=== EXERCISE INSTRUCTIONS ===
Show every line below that contains the string "title", treating uppercase and lowercase as distinct.
··········
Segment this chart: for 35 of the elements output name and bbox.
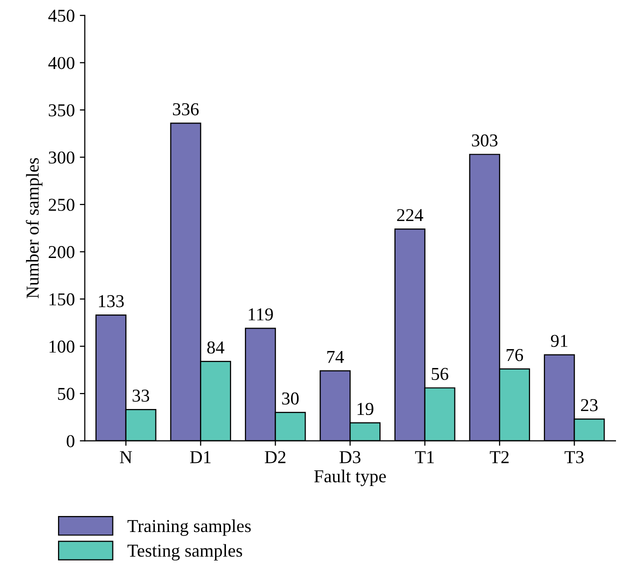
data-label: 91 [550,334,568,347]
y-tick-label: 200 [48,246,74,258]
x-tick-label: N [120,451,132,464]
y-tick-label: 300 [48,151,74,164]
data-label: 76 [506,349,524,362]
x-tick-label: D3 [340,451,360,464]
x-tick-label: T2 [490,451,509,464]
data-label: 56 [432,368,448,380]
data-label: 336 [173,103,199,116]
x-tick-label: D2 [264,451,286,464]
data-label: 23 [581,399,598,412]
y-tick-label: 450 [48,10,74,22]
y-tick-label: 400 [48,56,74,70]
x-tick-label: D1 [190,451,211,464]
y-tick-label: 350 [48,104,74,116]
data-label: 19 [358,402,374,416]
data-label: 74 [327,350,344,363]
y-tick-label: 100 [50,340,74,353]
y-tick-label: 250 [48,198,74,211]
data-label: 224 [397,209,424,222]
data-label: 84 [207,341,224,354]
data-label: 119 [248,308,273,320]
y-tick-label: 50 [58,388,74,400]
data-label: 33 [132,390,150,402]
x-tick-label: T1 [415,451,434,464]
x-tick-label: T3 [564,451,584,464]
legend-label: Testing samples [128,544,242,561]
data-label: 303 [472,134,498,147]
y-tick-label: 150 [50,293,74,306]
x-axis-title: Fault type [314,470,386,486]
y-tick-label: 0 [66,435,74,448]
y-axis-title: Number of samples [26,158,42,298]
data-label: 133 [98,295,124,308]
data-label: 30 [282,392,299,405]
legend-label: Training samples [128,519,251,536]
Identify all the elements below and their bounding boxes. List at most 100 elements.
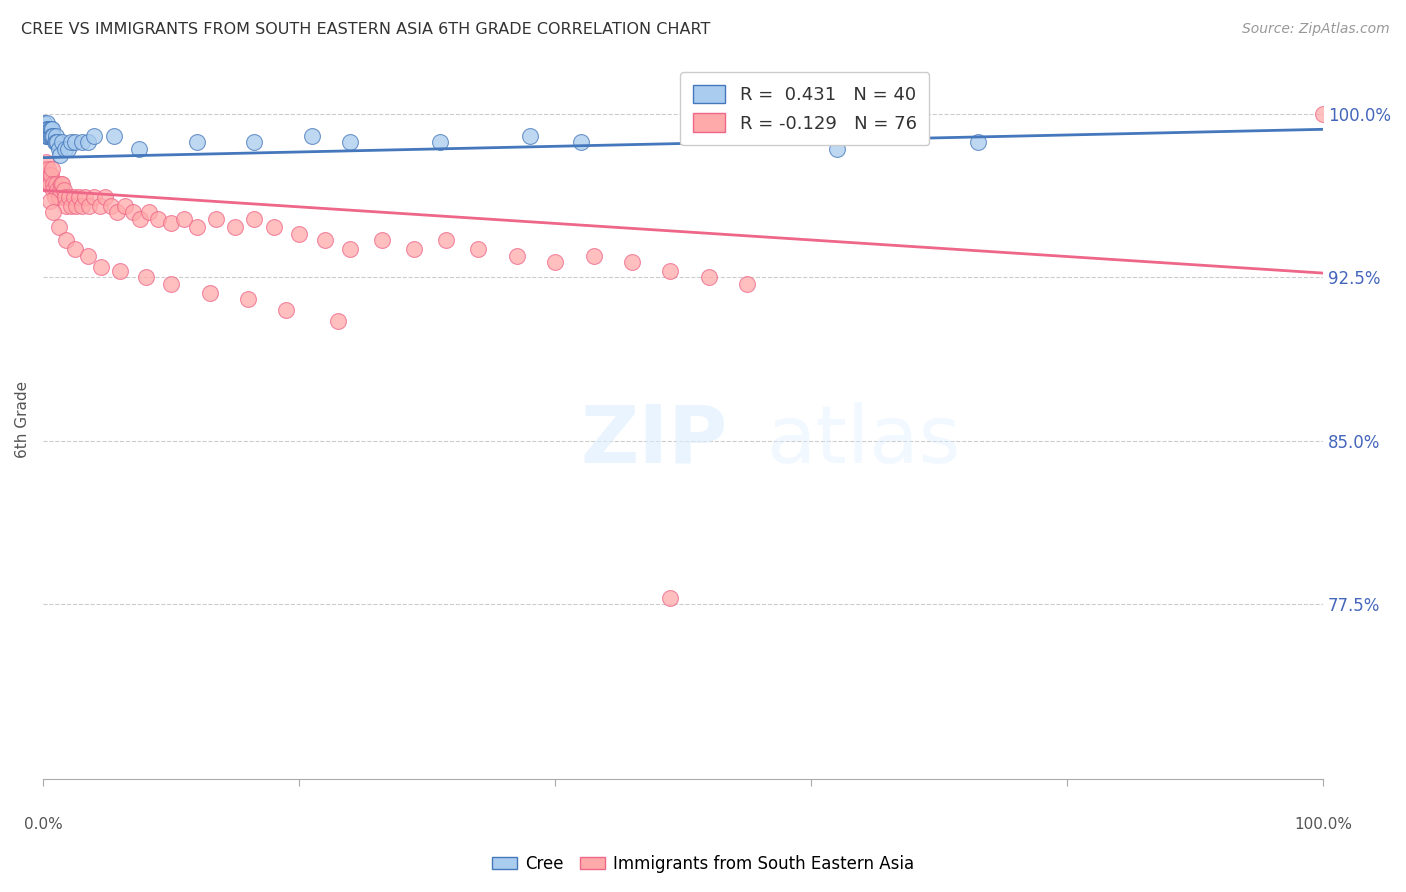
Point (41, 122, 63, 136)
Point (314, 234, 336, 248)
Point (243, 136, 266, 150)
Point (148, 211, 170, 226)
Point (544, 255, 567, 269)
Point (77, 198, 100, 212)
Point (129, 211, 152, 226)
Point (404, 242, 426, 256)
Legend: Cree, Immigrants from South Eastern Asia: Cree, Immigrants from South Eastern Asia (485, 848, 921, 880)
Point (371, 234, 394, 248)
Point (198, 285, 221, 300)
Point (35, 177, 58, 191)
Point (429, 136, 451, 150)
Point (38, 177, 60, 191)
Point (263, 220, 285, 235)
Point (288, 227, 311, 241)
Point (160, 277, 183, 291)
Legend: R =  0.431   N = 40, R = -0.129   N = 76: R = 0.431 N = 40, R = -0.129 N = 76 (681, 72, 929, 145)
··········
=== ANSWER BELOW ===
x-axis-title: Fault type [314,470,386,486]
y-axis-title: Number of samples [26,158,42,298]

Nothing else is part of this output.